=== DAFTAR TUGAS ===
- 1) Ringkas teks tentang Freeport di Papua dalam dua kalimat.
- 2) Lanjutkan tulisan tentang Freeport dan penjajahan ekonomi di Papua, mulai setelah kalimat terakhirnya.
══ TEKS YANG DIBERIKAN
Cukup Sudah Penjajahan Ekonomi dan Pertambangan Amerika Serikat di Papua

Bagikan artikel ini

Freeport bukan sekadar hitung-hitungan investasi ekonomi, melainkan merupakan simbol penjajahan ekonomi Amerika Serikat di Papua. Selain itu, kontrak pertambangan dengan Freeport merupakan kali pertama kontrak yang menguntungkan perusahaan asing.

Imperialisme ekonomi Amerika Serikat di Papua bermula di era awal pemerintahan Presiden Suharto pada 1967. Adalah John D Rockefeller yang sudah menyiapkan sebuah draf undang-undang untuk ditandatangani Suharto. Presiden Indonesia kedua ini dipaksa untuk membubuhkan tanda tangan di beberapa carik kertas UU No 1/1967 tentang Penanaman modal asing. Sekadar informasi, John D Rockefeller merupakan putra dari John D Rockefeller Sr. Sang ayah  merupakan industriawan terkaya di Amerika sekaligus filantropis terbesar dunia. Salah satu korporasi migas-nya yang terkenal adalah Standard Oil.
════
══ BAHAN YANG DIAMBIL
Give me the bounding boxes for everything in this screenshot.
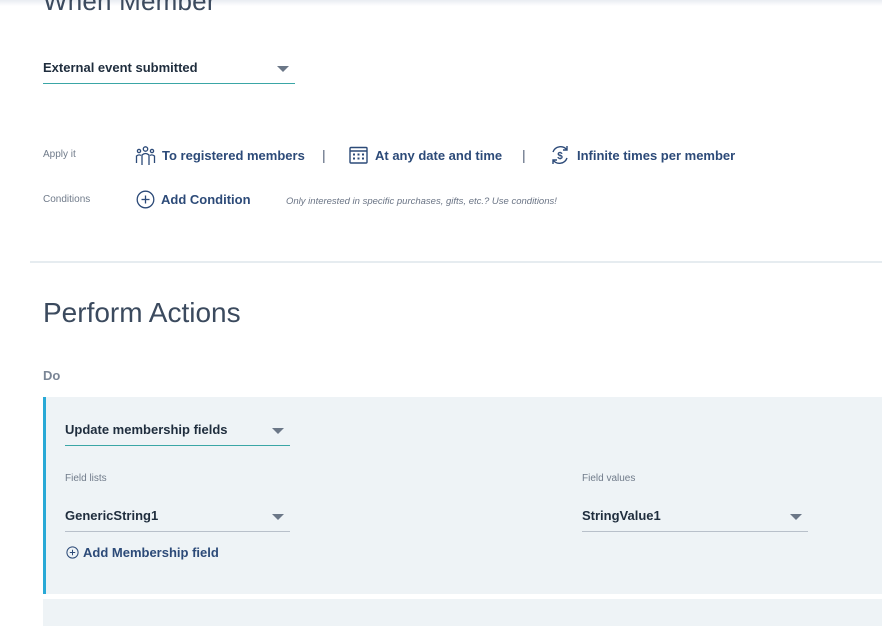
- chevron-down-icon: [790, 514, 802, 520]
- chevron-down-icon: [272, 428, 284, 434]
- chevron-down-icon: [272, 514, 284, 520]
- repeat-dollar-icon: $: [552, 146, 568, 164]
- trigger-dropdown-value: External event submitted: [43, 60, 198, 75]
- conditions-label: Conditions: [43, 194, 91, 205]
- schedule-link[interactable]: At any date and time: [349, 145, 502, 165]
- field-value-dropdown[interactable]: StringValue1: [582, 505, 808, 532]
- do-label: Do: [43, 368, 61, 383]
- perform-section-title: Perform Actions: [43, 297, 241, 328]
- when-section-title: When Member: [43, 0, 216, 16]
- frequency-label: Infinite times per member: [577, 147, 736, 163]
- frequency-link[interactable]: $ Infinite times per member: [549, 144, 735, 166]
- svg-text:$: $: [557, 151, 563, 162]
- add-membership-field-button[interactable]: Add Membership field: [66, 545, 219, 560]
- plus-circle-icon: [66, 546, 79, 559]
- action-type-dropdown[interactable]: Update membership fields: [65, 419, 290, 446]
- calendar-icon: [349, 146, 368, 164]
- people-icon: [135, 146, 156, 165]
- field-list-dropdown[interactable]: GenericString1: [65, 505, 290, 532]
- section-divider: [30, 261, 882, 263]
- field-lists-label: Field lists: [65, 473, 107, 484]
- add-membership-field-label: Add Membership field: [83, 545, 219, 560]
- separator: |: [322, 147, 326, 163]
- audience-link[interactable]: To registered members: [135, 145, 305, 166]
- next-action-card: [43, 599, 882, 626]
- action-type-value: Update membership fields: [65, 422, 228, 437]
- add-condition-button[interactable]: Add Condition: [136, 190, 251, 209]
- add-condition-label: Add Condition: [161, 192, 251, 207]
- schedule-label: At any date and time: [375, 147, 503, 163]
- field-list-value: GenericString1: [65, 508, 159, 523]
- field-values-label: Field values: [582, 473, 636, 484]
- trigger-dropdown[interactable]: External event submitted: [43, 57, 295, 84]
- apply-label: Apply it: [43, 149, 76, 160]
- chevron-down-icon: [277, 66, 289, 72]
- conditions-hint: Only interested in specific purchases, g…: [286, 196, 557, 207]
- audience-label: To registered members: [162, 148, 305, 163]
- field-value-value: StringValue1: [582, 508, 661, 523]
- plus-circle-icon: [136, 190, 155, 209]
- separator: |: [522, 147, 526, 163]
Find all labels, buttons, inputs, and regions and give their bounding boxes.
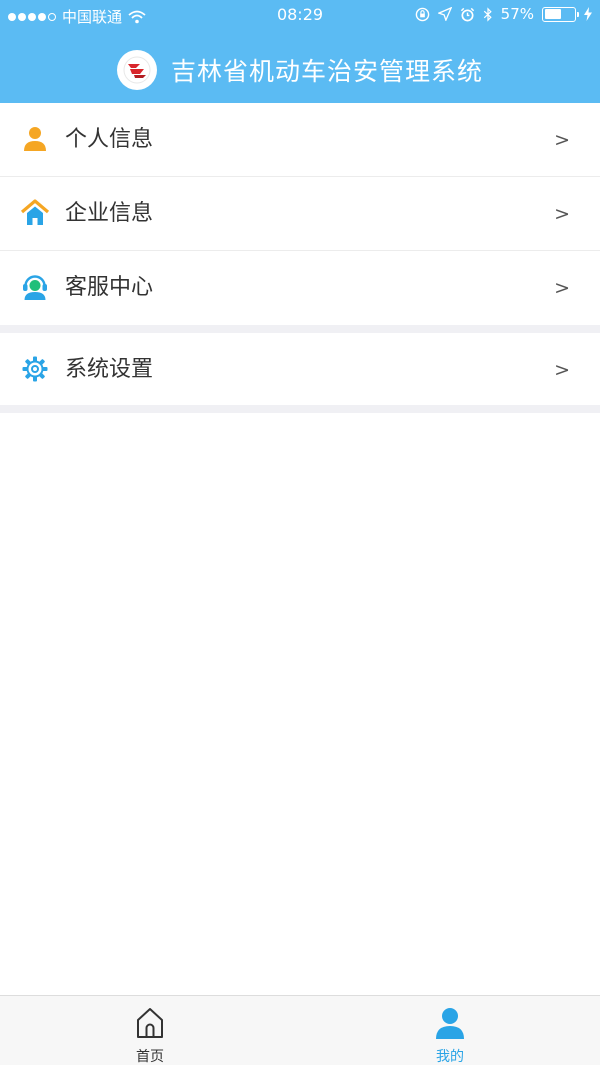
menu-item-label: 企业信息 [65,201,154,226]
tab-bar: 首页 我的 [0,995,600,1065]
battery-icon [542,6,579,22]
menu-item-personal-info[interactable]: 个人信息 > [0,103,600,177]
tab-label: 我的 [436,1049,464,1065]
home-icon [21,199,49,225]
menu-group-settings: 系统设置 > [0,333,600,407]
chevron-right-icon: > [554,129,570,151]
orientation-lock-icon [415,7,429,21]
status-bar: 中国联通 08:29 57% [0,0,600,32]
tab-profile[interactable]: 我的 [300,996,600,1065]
════
=== JAWABAN BERIKUT ===
- 1) Freeport disebut sebagai simbol penjajahan ekonomi Amerika Serikat di Papua, dan kontraknya disebut sebagai kontrak pertama yang menguntungkan perusahaan asing. Penjajahan itu bermula pada 1967 di awal pemerintahan Suharto, ketika John D Rockefeller menyiapkan draf undang-undang dan Suharto dipaksa menandatangani UU No 1/1967 tentang Penanaman modal asing.

- 2)
Cerita selintas tentang dinasti Rockefeller itu hanya untuk menggambarkan betapa peralihan pemerintahan Presiden Sukarno kepada Presiden Suharto sejak 1966, sudah sarat dengan pengaruh dan tekanan kepentingan asing, khususnya Amerika Serikat, agar perusahaan-perusahaannya bisa beroperasi di Indonesia bebas hambatan dan gangguan.
UU No 1/1967 tentang Penanaman Modal Asing, merupakan salah satu keberhasilan korporasi asing dalam merembeskan kepentingannya melalui produk hukum dan perundang-undangan. Apalagi di era pemerintahan Suharto, meskipun semua produk-produk perundang-undangan harus melewati DPR, namun pada prakteknya semuanya tergantung pada instruksi dan arahan Suharto sebagai kepala pemerintahan dan kepala negara.
Maka, sebagai tindak-lanjut dari UU No 1/1967 itu, Freeport Sulphur yang kelak berganti nama menjadi Freeport McMoran Copper & Gold, merupakan perusahaan asing pertama yang berurusan dengan pemerintahan Suharto. Melalui kontrak pertambangan dengan Freeport ini pula, merupakan kali pertama yang menandai kontrak yang menguntungkan perusahaan asing.
Ketika Sukarno masih berkuasa, kontrak dengan perusahaan asing selalu menguntungkan Indonesia. Lantas, bagaimana ceritanya sampai bisa lahir UU No 1/1967 yang pada gilirannya sangat menguntungkan Freeport itu?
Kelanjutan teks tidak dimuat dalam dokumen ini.